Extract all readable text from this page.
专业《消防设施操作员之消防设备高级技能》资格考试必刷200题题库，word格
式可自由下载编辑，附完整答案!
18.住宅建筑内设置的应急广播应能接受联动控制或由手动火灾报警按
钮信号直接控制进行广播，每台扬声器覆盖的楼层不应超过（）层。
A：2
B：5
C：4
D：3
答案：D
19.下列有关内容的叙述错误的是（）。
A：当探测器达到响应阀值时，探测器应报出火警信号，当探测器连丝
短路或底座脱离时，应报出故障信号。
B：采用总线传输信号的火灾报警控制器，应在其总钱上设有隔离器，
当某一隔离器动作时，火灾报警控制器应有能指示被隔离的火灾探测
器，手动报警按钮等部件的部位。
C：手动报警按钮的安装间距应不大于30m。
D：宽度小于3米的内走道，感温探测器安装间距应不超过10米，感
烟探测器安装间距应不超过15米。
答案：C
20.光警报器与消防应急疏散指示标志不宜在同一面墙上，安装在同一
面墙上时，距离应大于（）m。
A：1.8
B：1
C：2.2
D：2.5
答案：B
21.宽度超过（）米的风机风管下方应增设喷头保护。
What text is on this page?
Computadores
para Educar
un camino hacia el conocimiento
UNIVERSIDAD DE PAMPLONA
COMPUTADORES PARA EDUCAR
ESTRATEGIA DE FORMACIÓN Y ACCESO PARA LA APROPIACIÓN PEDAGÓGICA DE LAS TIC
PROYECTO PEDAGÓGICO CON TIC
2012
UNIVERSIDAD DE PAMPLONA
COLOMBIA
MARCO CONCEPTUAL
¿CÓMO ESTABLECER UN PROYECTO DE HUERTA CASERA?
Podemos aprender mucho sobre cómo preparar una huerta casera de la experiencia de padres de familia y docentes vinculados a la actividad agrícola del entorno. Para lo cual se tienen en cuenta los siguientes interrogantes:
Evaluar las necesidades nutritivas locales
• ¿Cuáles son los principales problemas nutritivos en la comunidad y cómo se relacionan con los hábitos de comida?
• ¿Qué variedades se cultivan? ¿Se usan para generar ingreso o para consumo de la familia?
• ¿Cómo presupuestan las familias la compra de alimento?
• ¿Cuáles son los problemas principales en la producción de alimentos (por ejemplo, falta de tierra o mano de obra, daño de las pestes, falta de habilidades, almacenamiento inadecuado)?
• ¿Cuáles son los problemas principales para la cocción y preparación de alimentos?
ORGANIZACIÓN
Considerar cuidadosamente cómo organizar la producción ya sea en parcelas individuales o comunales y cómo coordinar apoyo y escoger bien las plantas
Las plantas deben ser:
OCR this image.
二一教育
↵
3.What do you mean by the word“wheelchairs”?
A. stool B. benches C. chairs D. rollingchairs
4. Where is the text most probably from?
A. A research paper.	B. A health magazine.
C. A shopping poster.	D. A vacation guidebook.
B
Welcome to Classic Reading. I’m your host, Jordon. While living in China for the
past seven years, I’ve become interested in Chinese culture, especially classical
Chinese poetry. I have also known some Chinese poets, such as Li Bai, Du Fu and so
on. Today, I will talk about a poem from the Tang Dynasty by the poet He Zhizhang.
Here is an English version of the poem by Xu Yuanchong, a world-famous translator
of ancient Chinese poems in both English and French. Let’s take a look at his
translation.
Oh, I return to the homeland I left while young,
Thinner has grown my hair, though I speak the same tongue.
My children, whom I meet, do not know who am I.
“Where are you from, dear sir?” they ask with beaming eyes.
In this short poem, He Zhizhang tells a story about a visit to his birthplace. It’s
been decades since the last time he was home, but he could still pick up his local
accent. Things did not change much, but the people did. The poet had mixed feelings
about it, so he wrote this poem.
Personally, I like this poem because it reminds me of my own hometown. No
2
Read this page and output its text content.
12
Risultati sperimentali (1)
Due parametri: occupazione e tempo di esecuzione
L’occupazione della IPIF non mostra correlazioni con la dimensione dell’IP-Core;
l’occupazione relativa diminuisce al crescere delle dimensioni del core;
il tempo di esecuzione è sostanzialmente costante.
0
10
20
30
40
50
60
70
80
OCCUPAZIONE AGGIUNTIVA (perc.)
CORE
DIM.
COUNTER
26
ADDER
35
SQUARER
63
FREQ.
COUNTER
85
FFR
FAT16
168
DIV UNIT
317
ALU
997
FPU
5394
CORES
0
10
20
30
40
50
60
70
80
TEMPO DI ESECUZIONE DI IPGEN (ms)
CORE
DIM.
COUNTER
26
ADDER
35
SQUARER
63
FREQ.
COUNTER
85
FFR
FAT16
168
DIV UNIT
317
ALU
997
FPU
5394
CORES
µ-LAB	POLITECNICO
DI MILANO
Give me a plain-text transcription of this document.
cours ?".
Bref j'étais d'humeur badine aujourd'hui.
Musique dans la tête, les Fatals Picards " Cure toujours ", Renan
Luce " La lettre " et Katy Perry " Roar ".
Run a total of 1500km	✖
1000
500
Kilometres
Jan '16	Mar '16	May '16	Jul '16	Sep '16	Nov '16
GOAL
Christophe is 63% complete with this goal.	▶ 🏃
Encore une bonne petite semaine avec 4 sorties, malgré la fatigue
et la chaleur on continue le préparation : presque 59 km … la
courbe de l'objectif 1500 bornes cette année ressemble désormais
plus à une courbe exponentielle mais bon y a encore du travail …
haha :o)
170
....
> _Exercise_: From the records above, extract every entry exactly as given.

> _Task response_:
Extract all readable text from this page.
专业《消防设施操作员之消防设备高级技能》资格考试必刷200题题库，word格
式可自由下载编辑，附完整答案!
18.住宅建筑内设置的应急广播应能接受联动控制或由手动火灾报警按
钮信号直接控制进行广播，每台扬声器覆盖的楼层不应超过（）层。
A：2
B：5
C：4
D：3
答案：D
19.下列有关内容的叙述错误的是（）。
A：当探测器达到响应阀值时，探测器应报出火警信号，当探测器连丝
短路或底座脱离时，应报出故障信号。
B：采用总线传输信号的火灾报警控制器，应在其总钱上设有隔离器，
当某一隔离器动作时，火灾报警控制器应有能指示被隔离的火灾探测
器，手动报警按钮等部件的部位。
C：手动报警按钮的安装间距应不大于30m。
D：宽度小于3米的内走道，感温探测器安装间距应不超过10米，感
烟探测器安装间距应不超过15米。
答案：C
20.光警报器与消防应急疏散指示标志不宜在同一面墙上，安装在同一
面墙上时，距离应大于（）m。
A：1.8
B：1
C：2.2
D：2.5
答案：B
21.宽度超过（）米的风机风管下方应增设喷头保护。
What text is on this page?
Computadores
para Educar
un camino hacia el conocimiento
UNIVERSIDAD DE PAMPLONA
COMPUTADORES PARA EDUCAR
ESTRATEGIA DE FORMACIÓN Y ACCESO PARA LA APROPIACIÓN PEDAGÓGICA DE LAS TIC
PROYECTO PEDAGÓGICO CON TIC
2012
UNIVERSIDAD DE PAMPLONA
COLOMBIA
MARCO CONCEPTUAL
¿CÓMO ESTABLECER UN PROYECTO DE HUERTA CASERA?
Podemos aprender mucho sobre cómo preparar una huerta casera de la experiencia de padres de familia y docentes vinculados a la actividad agrícola del entorno. Para lo cual se tienen en cuenta los siguientes interrogantes:
Evaluar las necesidades nutritivas locales
• ¿Cuáles son los principales problemas nutritivos en la comunidad y cómo se relacionan con los hábitos de comida?
• ¿Qué variedades se cultivan? ¿Se usan para generar ingreso o para consumo de la familia?
• ¿Cómo presupuestan las familias la compra de alimento?
• ¿Cuáles son los problemas principales en la producción de alimentos (por ejemplo, falta de tierra o mano de obra, daño de las pestes, falta de habilidades, almacenamiento inadecuado)?
• ¿Cuáles son los problemas principales para la cocción y preparación de alimentos?
ORGANIZACIÓN
Considerar cuidadosamente cómo organizar la producción ya sea en parcelas individuales o comunales y cómo coordinar apoyo y escoger bien las plantas
Las plantas deben ser:
OCR this image.
二一教育
↵
3.What do you mean by the word“wheelchairs”?
A. stool B. benches C. chairs D. rollingchairs
4. Where is the text most probably from?
A. A research paper.	B. A health magazine.
C. A shopping poster.	D. A vacation guidebook.
B
Welcome to Classic Reading. I’m your host, Jordon. While living in China for the
past seven years, I’ve become interested in Chinese culture, especially classical
Chinese poetry. I have also known some Chinese poets, such as Li Bai, Du Fu and so
on. Today, I will talk about a poem from the Tang Dynasty by the poet He Zhizhang.
Here is an English version of the poem by Xu Yuanchong, a world-famous translator
of ancient Chinese poems in both English and French. Let’s take a look at his
translation.
Oh, I return to the homeland I left while young,
Thinner has grown my hair, though I speak the same tongue.
My children, whom I meet, do not know who am I.
“Where are you from, dear sir?” they ask with beaming eyes.
In this short poem, He Zhizhang tells a story about a visit to his birthplace. It’s
been decades since the last time he was home, but he could still pick up his local
accent. Things did not change much, but the people did. The poet had mixed feelings
about it, so he wrote this poem.
Personally, I like this poem because it reminds me of my own hometown. No
2
Read this page and output its text content.
12
Risultati sperimentali (1)
Due parametri: occupazione e tempo di esecuzione
L’occupazione della IPIF non mostra correlazioni con la dimensione dell’IP-Core;
l’occupazione relativa diminuisce al crescere delle dimensioni del core;
il tempo di esecuzione è sostanzialmente costante.
0
10
20
30
40
50
60
70
80
OCCUPAZIONE AGGIUNTIVA (perc.)
CORE
DIM.
COUNTER
26
ADDER
35
SQUARER
63
FREQ.
COUNTER
85
FFR
FAT16
168
DIV UNIT
317
ALU
997
FPU
5394
CORES
0
10
20
30
40
50
60
70
80
TEMPO DI ESECUZIONE DI IPGEN (ms)
CORE
DIM.
COUNTER
26
ADDER
35
SQUARER
63
FREQ.
COUNTER
85
FFR
FAT16
168
DIV UNIT
317
ALU
997
FPU
5394
CORES
µ-LAB	POLITECNICO
DI MILANO
Give me a plain-text transcription of this document.
cours ?".
Bref j'étais d'humeur badine aujourd'hui.
Musique dans la tête, les Fatals Picards " Cure toujours ", Renan
Luce " La lettre " et Katy Perry " Roar ".
Run a total of 1500km	✖
1000
500
Kilometres
Jan '16	Mar '16	May '16	Jul '16	Sep '16	Nov '16
GOAL
Christophe is 63% complete with this goal.	▶ 🏃
Encore une bonne petite semaine avec 4 sorties, malgré la fatigue
et la chaleur on continue le préparation : presque 59 km … la
courbe de l'objectif 1500 bornes cette année ressemble désormais
plus à une courbe exponentielle mais bon y a encore du travail …
haha :o)
170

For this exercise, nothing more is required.